## Task details
Please print every line from the one containing "What data populates" through the last line of the records below, exactly as written and nothing more.

Dataset excerpts:
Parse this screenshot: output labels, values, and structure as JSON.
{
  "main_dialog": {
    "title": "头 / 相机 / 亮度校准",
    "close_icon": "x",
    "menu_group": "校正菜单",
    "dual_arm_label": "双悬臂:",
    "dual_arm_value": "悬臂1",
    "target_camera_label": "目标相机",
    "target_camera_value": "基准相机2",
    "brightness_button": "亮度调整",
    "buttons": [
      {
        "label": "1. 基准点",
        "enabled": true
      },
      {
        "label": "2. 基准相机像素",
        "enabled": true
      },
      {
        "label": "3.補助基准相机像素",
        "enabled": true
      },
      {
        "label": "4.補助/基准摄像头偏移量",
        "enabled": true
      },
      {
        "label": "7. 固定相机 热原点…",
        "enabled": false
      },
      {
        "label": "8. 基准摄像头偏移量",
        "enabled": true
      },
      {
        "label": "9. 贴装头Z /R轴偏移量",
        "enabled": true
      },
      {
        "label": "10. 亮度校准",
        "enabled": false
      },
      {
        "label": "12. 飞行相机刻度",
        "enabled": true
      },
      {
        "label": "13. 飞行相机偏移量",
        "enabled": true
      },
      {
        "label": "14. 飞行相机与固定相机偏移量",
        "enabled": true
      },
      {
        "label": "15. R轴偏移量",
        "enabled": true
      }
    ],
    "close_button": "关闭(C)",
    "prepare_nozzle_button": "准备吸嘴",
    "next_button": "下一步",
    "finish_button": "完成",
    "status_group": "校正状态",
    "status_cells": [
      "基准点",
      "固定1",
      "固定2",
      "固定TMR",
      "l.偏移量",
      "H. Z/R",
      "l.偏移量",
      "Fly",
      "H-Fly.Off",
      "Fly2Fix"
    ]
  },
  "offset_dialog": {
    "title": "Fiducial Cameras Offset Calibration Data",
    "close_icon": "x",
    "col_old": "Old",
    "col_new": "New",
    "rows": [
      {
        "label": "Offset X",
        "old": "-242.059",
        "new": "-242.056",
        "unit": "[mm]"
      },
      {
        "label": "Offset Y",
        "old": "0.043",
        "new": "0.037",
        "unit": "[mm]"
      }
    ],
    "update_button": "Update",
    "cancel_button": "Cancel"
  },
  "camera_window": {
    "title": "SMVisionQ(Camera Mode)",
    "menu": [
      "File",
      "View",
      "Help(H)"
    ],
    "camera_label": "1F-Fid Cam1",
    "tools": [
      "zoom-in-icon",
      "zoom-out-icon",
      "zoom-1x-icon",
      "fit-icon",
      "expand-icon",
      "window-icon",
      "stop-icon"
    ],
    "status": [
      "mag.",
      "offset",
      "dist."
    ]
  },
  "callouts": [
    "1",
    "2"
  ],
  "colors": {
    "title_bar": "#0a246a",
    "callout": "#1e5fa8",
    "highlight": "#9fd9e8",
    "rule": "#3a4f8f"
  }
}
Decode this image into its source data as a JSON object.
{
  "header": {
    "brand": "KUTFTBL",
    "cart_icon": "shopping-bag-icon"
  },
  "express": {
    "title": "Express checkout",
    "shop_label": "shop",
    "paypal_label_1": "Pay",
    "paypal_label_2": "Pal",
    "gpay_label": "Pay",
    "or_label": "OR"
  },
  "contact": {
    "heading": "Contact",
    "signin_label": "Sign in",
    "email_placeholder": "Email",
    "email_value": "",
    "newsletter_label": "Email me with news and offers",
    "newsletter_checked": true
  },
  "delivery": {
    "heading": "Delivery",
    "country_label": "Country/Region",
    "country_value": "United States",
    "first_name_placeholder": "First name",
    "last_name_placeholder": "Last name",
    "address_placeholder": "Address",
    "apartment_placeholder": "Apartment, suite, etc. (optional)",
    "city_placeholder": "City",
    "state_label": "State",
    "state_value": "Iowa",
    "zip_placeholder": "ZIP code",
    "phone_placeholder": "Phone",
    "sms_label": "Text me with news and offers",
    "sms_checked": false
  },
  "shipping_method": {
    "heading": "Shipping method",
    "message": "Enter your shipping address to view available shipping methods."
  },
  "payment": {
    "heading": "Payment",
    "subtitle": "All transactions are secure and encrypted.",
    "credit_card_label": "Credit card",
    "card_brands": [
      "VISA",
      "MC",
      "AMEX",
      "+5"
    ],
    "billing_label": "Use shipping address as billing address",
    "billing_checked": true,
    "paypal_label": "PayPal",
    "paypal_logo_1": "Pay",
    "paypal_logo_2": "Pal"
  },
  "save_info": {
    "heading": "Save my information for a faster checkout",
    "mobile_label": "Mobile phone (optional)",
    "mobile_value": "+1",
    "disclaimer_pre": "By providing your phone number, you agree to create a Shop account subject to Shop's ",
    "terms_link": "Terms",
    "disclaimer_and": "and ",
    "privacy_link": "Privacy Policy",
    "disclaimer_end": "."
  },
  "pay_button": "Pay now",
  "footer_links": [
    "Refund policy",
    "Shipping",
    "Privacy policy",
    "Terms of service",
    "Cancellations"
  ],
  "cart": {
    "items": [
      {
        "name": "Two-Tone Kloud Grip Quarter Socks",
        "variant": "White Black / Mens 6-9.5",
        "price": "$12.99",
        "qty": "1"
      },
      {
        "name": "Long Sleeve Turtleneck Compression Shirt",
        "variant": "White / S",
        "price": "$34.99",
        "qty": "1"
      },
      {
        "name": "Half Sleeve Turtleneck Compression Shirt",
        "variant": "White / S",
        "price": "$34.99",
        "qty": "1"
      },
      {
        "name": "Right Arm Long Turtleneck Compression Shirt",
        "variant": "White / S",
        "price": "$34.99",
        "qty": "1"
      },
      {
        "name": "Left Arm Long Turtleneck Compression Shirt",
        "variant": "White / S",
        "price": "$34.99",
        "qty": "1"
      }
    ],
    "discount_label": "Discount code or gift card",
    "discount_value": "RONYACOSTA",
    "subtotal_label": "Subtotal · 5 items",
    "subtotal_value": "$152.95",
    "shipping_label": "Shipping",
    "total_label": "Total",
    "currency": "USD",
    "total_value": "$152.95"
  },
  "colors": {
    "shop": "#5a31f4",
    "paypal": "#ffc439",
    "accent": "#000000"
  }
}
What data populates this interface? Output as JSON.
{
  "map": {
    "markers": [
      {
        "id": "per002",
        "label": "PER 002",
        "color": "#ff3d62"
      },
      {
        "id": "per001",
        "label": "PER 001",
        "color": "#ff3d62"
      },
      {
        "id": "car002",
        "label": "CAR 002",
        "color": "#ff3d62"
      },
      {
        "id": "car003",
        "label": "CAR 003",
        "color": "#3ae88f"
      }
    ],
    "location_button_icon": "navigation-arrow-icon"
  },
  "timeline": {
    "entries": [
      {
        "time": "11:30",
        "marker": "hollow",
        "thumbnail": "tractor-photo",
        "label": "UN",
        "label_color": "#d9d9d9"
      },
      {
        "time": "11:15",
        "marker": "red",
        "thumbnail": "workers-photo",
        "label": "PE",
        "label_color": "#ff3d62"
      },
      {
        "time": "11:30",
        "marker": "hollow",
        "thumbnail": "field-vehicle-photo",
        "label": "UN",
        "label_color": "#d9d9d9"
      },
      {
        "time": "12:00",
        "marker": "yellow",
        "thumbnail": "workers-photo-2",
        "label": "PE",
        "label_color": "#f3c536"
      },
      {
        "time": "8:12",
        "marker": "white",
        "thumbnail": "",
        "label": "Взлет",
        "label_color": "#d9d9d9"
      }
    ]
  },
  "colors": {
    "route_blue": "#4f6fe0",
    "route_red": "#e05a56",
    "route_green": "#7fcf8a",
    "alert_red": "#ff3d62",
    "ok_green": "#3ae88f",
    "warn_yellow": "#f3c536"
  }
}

## Reply to the exercise
What data populates this interface? Output as JSON.
{
  "map": {
    "markers": [
      {
        "id": "per002",
        "label": "PER 002",
        "color": "#ff3d62"
      },
      {
        "id": "per001",
        "label": "PER 001",
        "color": "#ff3d62"
      },
      {
        "id": "car002",
        "label": "CAR 002",
        "color": "#ff3d62"
      },
      {
        "id": "car003",
        "label": "CAR 003",
        "color": "#3ae88f"
      }
    ],
    "location_button_icon": "navigation-arrow-icon"
  },
  "timeline": {
    "entries": [
      {
        "time": "11:30",
        "marker": "hollow",
        "thumbnail": "tractor-photo",
        "label": "UN",
        "label_color": "#d9d9d9"
      },
      {
        "time": "11:15",
        "marker": "red",
        "thumbnail": "workers-photo",
        "label": "PE",
        "label_color": "#ff3d62"
      },
      {
        "time": "11:30",
        "marker": "hollow",
        "thumbnail": "field-vehicle-photo",
        "label": "UN",
        "label_color": "#d9d9d9"
      },
      {
        "time": "12:00",
        "marker": "yellow",
        "thumbnail": "workers-photo-2",
        "label": "PE",
        "label_color": "#f3c536"
      },
      {
        "time": "8:12",
        "marker": "white",
        "thumbnail": "",
        "label": "Взлет",
        "label_color": "#d9d9d9"
      }
    ]
  },
  "colors": {
    "route_blue": "#4f6fe0",
    "route_red": "#e05a56",
    "route_green": "#7fcf8a",
    "alert_red": "#ff3d62",
    "ok_green": "#3ae88f",
    "warn_yellow": "#f3c536"
  }
}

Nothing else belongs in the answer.